TO DO – Look through the listing below and report how many lines contain "TURF", as a bare number.
-=-=-=-=-
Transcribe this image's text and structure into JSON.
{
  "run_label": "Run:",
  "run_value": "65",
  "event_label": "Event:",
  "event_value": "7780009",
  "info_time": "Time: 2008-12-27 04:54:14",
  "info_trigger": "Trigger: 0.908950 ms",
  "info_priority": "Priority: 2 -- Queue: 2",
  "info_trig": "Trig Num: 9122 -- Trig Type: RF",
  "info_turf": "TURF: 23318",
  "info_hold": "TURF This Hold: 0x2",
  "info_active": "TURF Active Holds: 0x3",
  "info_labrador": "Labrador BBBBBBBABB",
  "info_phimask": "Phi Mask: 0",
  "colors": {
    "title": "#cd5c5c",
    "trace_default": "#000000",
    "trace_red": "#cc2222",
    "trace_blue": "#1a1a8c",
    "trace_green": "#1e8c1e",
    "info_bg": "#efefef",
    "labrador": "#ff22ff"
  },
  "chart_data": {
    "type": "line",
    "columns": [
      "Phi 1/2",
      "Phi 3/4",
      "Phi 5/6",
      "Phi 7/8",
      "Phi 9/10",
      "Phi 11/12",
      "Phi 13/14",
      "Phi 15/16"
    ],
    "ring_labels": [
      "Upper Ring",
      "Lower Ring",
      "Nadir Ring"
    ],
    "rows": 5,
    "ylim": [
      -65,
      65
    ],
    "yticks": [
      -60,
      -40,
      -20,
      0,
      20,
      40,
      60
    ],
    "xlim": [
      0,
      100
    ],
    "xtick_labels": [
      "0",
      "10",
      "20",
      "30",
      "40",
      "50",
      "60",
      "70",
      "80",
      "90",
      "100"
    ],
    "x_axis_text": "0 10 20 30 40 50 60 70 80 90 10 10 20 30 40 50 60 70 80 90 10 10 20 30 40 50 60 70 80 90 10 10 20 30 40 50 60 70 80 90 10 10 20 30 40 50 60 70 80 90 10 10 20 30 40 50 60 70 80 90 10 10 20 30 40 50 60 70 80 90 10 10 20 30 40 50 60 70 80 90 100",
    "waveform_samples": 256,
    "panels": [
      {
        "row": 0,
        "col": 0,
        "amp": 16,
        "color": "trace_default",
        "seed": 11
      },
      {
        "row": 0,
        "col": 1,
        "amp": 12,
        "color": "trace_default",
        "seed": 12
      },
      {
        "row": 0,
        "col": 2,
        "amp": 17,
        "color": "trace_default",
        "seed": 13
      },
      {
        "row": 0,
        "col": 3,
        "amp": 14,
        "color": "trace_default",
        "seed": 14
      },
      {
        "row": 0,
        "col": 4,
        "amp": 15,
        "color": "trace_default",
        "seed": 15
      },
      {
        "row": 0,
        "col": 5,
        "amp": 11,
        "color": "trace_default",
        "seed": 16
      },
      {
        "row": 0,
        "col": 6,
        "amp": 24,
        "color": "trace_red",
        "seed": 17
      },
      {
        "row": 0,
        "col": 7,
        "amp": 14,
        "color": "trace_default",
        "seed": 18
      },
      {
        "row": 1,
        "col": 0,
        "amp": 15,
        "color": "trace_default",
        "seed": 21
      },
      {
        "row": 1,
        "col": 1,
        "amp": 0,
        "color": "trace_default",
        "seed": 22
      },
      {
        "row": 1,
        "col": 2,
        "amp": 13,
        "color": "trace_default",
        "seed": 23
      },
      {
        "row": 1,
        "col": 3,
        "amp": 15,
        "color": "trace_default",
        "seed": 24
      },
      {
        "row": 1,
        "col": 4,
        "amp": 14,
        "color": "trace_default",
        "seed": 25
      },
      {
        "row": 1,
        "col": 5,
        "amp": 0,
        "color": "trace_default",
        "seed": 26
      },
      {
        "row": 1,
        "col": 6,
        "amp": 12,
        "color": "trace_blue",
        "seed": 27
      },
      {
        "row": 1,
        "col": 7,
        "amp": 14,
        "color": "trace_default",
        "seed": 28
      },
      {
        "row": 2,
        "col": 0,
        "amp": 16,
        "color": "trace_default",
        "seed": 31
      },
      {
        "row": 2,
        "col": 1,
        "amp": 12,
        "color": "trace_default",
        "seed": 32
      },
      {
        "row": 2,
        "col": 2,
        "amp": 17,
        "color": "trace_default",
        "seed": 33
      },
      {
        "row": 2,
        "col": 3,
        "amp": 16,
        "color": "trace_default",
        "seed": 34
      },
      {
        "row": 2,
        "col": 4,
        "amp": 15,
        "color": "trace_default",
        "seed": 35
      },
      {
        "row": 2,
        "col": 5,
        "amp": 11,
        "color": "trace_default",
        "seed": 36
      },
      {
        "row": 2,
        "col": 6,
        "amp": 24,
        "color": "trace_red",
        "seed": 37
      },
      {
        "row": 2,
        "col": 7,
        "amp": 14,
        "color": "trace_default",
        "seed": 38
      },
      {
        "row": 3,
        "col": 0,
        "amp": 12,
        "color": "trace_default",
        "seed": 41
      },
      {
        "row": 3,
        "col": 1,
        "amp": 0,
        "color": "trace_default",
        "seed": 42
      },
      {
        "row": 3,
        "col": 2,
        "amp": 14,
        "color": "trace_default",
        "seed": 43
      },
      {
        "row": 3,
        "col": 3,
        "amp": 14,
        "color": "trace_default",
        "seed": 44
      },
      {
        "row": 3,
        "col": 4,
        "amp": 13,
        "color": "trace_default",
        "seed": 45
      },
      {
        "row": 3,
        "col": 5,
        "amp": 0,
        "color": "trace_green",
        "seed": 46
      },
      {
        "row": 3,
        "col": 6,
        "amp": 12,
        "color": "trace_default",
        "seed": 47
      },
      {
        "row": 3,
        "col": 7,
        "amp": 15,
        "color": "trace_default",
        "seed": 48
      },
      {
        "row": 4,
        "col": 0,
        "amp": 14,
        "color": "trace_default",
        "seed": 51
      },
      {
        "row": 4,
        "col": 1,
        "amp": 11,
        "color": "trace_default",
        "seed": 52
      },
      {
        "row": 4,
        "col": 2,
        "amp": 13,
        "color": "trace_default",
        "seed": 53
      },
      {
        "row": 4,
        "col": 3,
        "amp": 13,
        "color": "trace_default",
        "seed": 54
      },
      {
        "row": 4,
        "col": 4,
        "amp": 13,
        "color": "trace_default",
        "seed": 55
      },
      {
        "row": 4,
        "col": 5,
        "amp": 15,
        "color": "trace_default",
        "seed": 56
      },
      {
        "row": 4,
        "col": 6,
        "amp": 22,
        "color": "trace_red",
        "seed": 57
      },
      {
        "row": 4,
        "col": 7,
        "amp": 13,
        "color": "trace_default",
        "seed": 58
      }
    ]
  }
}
-=-=-=-=-
REPLY TO THE TASK – 3